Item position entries
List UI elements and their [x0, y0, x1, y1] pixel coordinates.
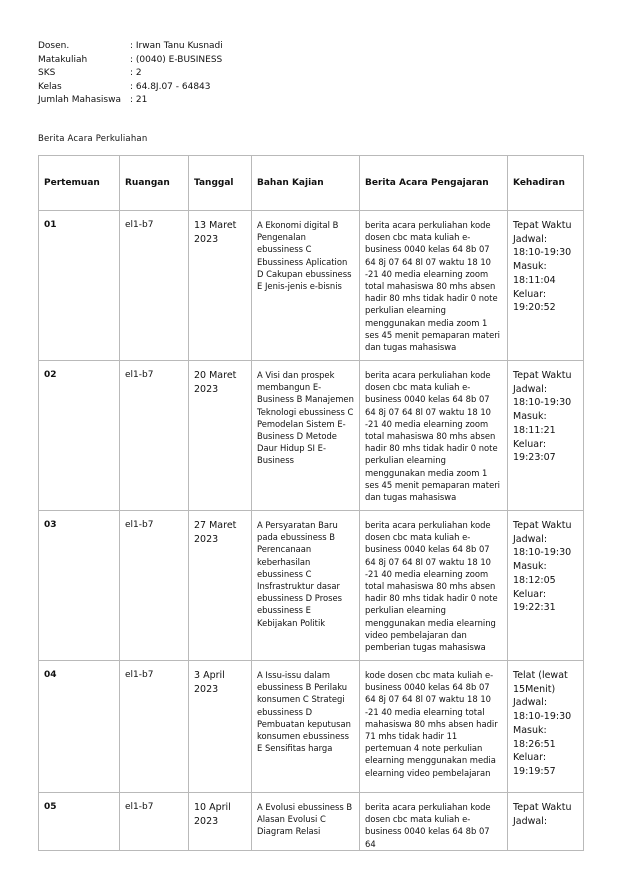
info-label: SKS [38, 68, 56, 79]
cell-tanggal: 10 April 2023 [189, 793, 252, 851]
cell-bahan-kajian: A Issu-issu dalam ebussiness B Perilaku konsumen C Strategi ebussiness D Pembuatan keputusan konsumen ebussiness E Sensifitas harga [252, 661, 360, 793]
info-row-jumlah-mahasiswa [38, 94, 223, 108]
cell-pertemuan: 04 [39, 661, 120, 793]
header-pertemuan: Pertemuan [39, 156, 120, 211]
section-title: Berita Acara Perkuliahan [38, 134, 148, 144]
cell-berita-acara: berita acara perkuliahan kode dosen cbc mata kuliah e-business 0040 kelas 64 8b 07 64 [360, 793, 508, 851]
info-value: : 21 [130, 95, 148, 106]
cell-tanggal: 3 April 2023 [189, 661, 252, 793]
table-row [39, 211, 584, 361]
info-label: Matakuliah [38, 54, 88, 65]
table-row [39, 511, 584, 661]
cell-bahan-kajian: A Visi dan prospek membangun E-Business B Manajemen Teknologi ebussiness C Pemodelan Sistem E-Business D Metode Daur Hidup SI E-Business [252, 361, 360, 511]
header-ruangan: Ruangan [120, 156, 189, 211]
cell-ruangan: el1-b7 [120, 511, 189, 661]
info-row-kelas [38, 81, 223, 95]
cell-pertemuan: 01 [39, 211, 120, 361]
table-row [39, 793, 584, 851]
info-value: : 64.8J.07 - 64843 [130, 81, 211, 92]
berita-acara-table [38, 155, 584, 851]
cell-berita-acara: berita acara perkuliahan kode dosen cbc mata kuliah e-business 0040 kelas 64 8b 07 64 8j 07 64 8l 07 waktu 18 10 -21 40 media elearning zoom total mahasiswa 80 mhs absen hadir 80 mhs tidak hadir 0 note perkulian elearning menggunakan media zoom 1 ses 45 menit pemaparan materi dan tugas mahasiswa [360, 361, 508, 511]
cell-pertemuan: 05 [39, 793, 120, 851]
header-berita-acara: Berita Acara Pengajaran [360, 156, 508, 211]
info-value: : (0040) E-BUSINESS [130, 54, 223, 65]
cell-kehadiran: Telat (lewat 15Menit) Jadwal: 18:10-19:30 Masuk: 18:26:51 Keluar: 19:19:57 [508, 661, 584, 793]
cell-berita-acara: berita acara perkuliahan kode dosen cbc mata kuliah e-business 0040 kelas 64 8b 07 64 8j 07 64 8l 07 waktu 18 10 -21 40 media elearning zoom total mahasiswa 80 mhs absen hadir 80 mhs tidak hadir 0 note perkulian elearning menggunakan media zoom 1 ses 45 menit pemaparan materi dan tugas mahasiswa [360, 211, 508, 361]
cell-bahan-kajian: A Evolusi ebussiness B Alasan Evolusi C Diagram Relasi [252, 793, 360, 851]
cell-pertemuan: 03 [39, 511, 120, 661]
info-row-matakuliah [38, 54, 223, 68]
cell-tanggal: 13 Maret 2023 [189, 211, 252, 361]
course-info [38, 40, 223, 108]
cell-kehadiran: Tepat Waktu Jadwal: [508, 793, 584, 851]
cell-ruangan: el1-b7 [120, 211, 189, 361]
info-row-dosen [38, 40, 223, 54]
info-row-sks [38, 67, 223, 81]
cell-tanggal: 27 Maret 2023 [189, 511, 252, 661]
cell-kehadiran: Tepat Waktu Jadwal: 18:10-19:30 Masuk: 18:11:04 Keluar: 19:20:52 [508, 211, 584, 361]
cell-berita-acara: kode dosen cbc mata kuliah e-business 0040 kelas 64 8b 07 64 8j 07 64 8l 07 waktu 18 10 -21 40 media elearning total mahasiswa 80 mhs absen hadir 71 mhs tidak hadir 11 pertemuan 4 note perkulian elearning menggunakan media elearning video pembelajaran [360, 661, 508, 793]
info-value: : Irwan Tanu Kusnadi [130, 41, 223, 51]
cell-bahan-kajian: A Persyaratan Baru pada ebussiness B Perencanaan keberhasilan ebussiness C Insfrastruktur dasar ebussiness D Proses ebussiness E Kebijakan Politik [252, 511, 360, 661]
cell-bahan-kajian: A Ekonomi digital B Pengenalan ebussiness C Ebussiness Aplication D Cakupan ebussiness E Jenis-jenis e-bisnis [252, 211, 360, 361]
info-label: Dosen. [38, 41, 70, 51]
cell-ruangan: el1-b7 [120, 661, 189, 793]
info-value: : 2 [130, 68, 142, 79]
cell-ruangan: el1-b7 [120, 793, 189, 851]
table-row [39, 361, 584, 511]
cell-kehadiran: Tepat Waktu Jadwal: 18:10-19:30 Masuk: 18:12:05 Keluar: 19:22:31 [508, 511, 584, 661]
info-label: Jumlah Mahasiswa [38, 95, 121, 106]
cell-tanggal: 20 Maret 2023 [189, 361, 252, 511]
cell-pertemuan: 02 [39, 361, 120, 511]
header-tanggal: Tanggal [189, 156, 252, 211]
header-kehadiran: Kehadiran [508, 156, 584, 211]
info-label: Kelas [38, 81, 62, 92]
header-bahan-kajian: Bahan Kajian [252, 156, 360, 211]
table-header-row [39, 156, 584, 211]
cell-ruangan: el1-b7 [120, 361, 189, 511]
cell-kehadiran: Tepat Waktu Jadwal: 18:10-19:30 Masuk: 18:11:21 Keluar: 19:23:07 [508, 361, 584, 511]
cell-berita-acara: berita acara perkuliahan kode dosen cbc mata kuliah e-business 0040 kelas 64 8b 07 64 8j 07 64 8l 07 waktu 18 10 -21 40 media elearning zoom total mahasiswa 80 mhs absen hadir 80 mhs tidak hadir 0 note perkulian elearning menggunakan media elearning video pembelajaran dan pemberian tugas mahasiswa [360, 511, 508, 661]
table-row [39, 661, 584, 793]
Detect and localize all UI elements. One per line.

## WHAT TO PRODUCE
Print the listing's lines verbatim, starting at the line that contains "info-label: SKS [38, 68, 56, 79]" and ending at the line that contains "berita-acara-table [38, 155, 584, 851]", both of those lines included.

## RESULT
info-label: SKS [38, 68, 56, 79]
cell-tanggal: 10 April 2023 [189, 793, 252, 851]
cell-bahan-kajian: A Issu-issu dalam ebussiness B Perilaku konsumen C Strategi ebussiness D Pembuatan keputusan konsumen ebussiness E Sensifitas harga [252, 661, 360, 793]
info-row-jumlah-mahasiswa [38, 94, 223, 108]
cell-pertemuan: 04 [39, 661, 120, 793]
header-pertemuan: Pertemuan [39, 156, 120, 211]
section-title: Berita Acara Perkuliahan [38, 134, 148, 144]
cell-berita-acara: berita acara perkuliahan kode dosen cbc mata kuliah e-business 0040 kelas 64 8b 07 64 [360, 793, 508, 851]
info-value: : 21 [130, 95, 148, 106]
cell-tanggal: 3 April 2023 [189, 661, 252, 793]
table-row [39, 211, 584, 361]
info-label: Matakuliah [38, 54, 88, 65]
table-row [39, 511, 584, 661]
cell-bahan-kajian: A Visi dan prospek membangun E-Business B Manajemen Teknologi ebussiness C Pemodelan Sistem E-Business D Metode Daur Hidup SI E-Business [252, 361, 360, 511]
header-ruangan: Ruangan [120, 156, 189, 211]
cell-ruangan: el1-b7 [120, 511, 189, 661]
info-row-kelas [38, 81, 223, 95]
cell-pertemuan: 01 [39, 211, 120, 361]
table-row [39, 793, 584, 851]
info-value: : 64.8J.07 - 64843 [130, 81, 211, 92]
berita-acara-table [38, 155, 584, 851]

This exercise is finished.